WRITTEN INSTRUCTION: From the data that follows, report how many lines hold the string "experimental", giving only the number.

DATA ROWS:
• • •
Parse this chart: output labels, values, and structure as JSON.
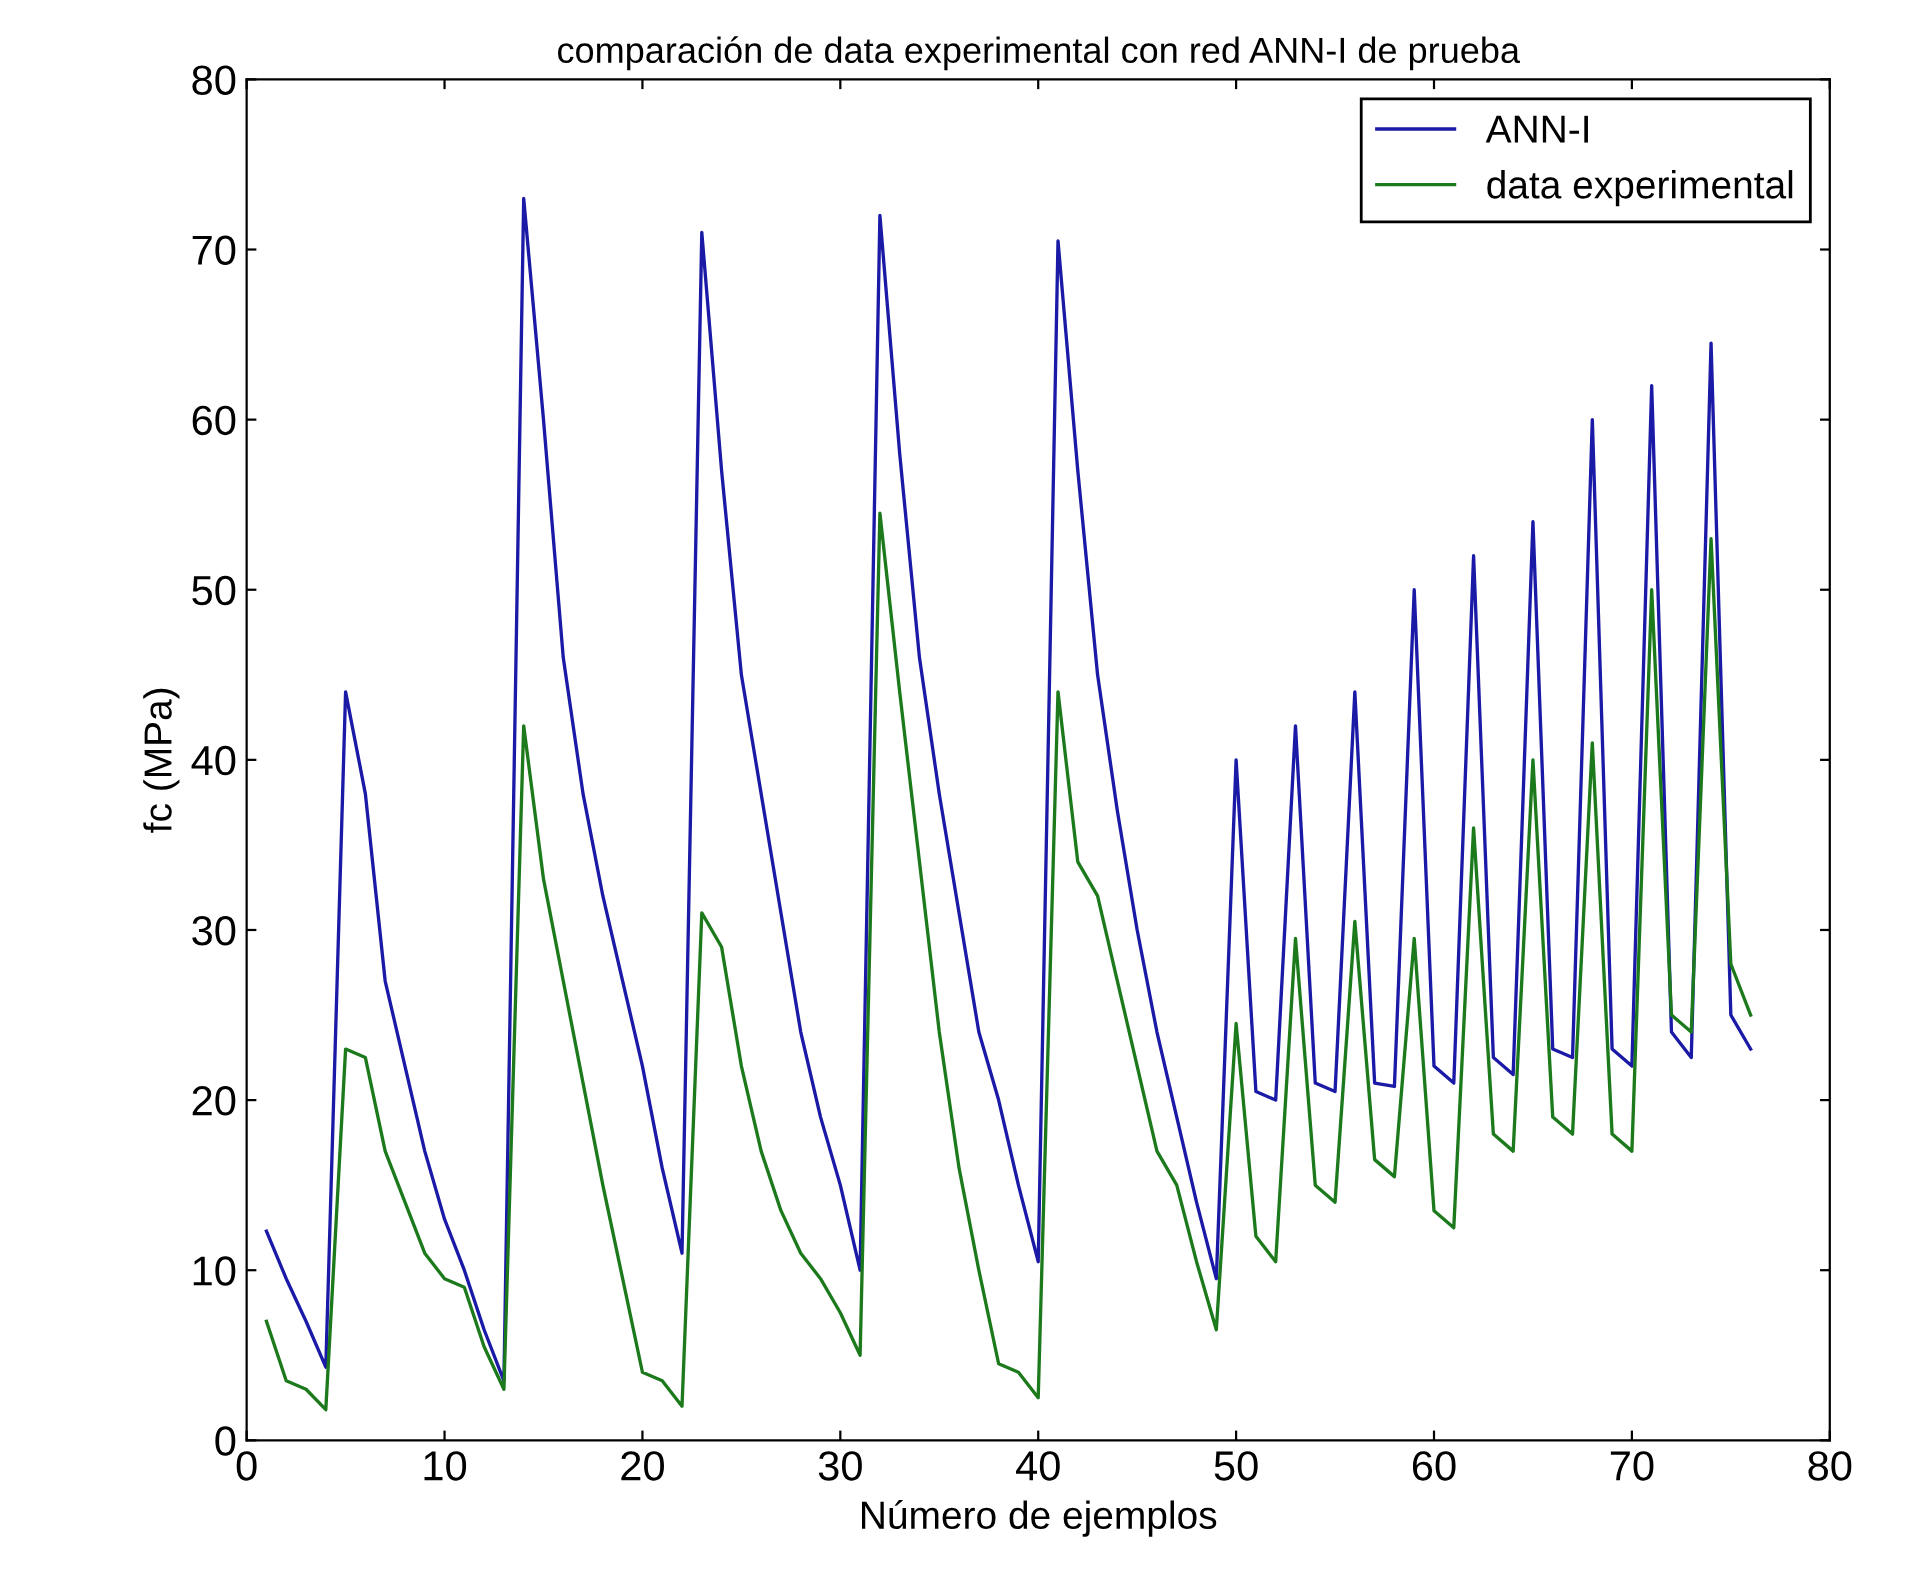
{
  "chart_data": {
    "type": "line",
    "title": "comparación de data experimental con red ANN-I de prueba",
    "xlabel": "Número de ejemplos",
    "ylabel": "fc (MPa)",
    "x": [
      1,
      2,
      3,
      4,
      5,
      6,
      7,
      8,
      9,
      10,
      11,
      12,
      13,
      14,
      15,
      16,
      17,
      18,
      19,
      20,
      21,
      22,
      23,
      24,
      25,
      26,
      27,
      28,
      29,
      30,
      31,
      32,
      33,
      34,
      35,
      36,
      37,
      38,
      39,
      40,
      41,
      42,
      43,
      44,
      45,
      46,
      47,
      48,
      49,
      50,
      51,
      52,
      53,
      54,
      55,
      56,
      57,
      58,
      59,
      60,
      61,
      62,
      63,
      64,
      65,
      66,
      67,
      68,
      69,
      70,
      71,
      72,
      73,
      74,
      75,
      76
    ],
    "series": [
      {
        "name": "ANN-I",
        "color": "#1a1aa6",
        "values": [
          12.3,
          9.5,
          7,
          4.3,
          44,
          38,
          27,
          22,
          17,
          13,
          10,
          6.5,
          3.5,
          73,
          60,
          46,
          38,
          32,
          27,
          22,
          16,
          11,
          71,
          57,
          45,
          38,
          31,
          24,
          19,
          15,
          10,
          72,
          58,
          46,
          38,
          31,
          24,
          20,
          15,
          10.5,
          70.5,
          57,
          45,
          37,
          30,
          24,
          19,
          14,
          9.5,
          40,
          20.5,
          20,
          42,
          21,
          20.5,
          44,
          21,
          20.8,
          50,
          22,
          21,
          52,
          22.5,
          21.5,
          54,
          23,
          22.5,
          60,
          23,
          22,
          62,
          24,
          22.5,
          64.5,
          25,
          23
        ]
      },
      {
        "name": "data experimental",
        "color": "#1c7a1c",
        "values": [
          7,
          3.5,
          3,
          1.8,
          23,
          22.5,
          17,
          14,
          11,
          9.5,
          9,
          5.5,
          3,
          42,
          33,
          27,
          21,
          15,
          9.5,
          4,
          3.5,
          2,
          31,
          29,
          22,
          17,
          13.5,
          11,
          9.5,
          7.5,
          5,
          54.5,
          44,
          34,
          24,
          16,
          10,
          4.5,
          4,
          2.5,
          44,
          34,
          32,
          27,
          22,
          17,
          15,
          10.5,
          6.5,
          24.5,
          12,
          10.5,
          29.5,
          15,
          14,
          30.5,
          16.5,
          15.5,
          29.5,
          13.5,
          12.5,
          36,
          18,
          17,
          40,
          19,
          18,
          41,
          18,
          17,
          50,
          25,
          24,
          53,
          28,
          25
        ]
      }
    ],
    "xlim": [
      0,
      80
    ],
    "ylim": [
      0,
      80
    ],
    "xticks": [
      0,
      10,
      20,
      30,
      40,
      50,
      60,
      70,
      80
    ],
    "yticks": [
      0,
      10,
      20,
      30,
      40,
      50,
      60,
      70,
      80
    ],
    "grid": false,
    "legend": "top right"
  }
}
• • •
COMPLETE ANSWER: 2